◆ **Source material**:

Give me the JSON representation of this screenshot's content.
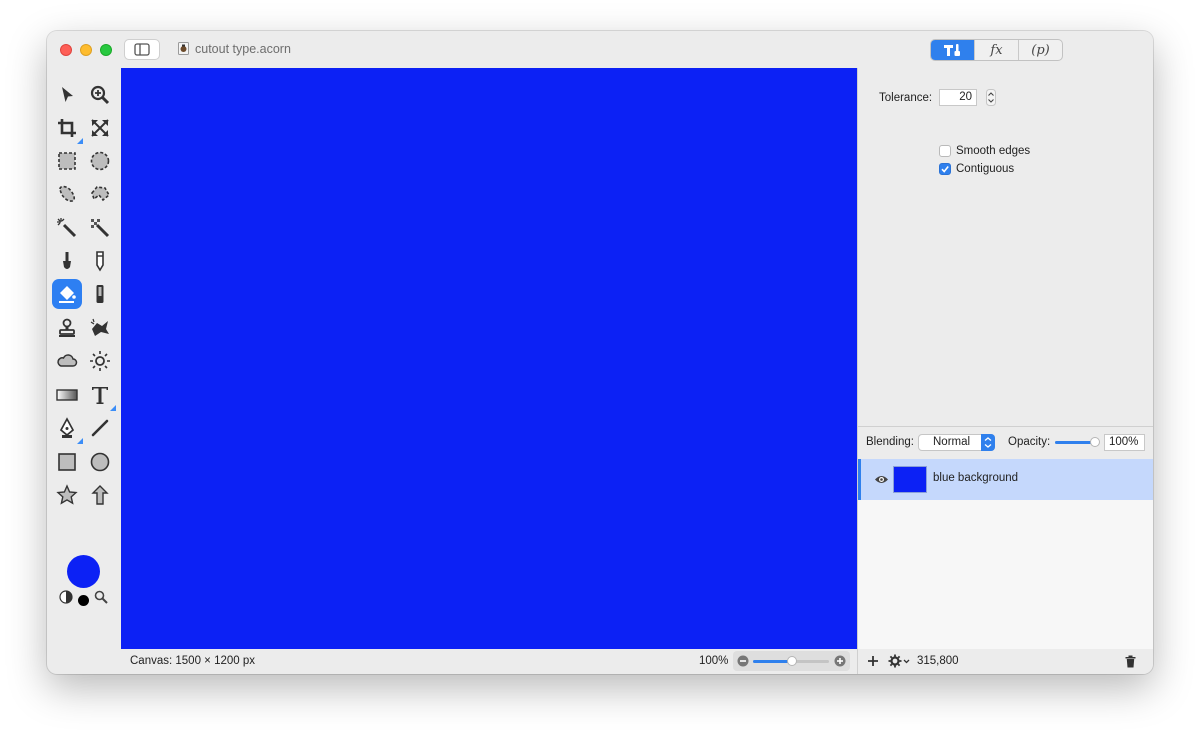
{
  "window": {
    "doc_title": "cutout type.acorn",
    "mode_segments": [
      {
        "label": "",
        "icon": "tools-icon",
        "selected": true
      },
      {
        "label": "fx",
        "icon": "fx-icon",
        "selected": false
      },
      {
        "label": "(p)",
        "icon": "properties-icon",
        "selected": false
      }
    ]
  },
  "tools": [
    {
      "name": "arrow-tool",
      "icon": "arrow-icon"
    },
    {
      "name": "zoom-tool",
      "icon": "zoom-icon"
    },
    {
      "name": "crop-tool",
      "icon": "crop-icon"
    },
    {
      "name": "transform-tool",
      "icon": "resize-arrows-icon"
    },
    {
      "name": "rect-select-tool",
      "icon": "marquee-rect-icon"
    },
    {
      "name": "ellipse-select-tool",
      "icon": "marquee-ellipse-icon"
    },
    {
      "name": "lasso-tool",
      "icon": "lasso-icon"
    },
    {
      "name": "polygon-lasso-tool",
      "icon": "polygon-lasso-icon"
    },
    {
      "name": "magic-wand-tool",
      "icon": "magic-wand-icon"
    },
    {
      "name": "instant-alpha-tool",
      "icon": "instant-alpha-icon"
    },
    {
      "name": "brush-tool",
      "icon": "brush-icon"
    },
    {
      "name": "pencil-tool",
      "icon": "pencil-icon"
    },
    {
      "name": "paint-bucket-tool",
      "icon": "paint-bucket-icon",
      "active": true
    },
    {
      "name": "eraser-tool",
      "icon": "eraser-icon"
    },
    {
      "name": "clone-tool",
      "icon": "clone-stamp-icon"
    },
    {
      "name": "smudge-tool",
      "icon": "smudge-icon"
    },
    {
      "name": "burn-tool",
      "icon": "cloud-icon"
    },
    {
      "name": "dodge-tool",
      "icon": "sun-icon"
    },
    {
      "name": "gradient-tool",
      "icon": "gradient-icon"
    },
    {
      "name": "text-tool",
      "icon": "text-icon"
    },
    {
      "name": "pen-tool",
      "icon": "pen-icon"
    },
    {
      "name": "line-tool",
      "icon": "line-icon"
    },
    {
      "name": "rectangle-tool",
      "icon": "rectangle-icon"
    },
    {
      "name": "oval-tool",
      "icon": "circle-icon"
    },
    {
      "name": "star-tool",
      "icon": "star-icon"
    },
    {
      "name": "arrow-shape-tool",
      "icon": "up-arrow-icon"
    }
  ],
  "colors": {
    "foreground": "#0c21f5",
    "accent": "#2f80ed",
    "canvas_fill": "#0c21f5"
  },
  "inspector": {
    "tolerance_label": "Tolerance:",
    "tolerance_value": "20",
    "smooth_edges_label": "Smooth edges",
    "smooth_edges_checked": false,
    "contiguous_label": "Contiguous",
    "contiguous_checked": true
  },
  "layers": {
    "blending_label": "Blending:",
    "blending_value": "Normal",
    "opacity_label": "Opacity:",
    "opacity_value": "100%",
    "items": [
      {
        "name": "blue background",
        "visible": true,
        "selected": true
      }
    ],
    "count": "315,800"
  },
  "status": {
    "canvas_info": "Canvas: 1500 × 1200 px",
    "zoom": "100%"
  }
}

==

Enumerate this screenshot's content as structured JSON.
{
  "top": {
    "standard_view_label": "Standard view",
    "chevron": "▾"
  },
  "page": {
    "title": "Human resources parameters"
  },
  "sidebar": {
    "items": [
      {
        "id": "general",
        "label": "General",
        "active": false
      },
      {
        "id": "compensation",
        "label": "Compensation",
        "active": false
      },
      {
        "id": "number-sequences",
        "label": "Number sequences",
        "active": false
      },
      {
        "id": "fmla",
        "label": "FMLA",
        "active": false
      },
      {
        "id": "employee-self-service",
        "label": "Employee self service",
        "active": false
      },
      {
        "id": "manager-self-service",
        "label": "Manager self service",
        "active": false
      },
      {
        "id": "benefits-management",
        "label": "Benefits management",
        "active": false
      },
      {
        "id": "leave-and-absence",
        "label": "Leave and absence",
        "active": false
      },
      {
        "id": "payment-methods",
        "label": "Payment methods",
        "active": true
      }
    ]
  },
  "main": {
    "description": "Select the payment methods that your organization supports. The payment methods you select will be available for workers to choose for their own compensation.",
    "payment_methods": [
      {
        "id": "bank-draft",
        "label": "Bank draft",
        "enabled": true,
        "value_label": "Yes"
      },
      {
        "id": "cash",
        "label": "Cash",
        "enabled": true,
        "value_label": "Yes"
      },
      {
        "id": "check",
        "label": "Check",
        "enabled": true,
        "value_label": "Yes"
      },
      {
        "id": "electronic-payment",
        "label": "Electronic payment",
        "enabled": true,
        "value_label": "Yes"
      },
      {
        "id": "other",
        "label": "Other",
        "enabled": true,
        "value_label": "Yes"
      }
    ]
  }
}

◆ **Aim**: Look over the listing. Pull out every line with the string "lasso" in it.

◆ **Full answer**:
      "name": "lasso-tool",
      "icon": "lasso-icon"
      "name": "polygon-lasso-tool",
      "icon": "polygon-lasso-icon"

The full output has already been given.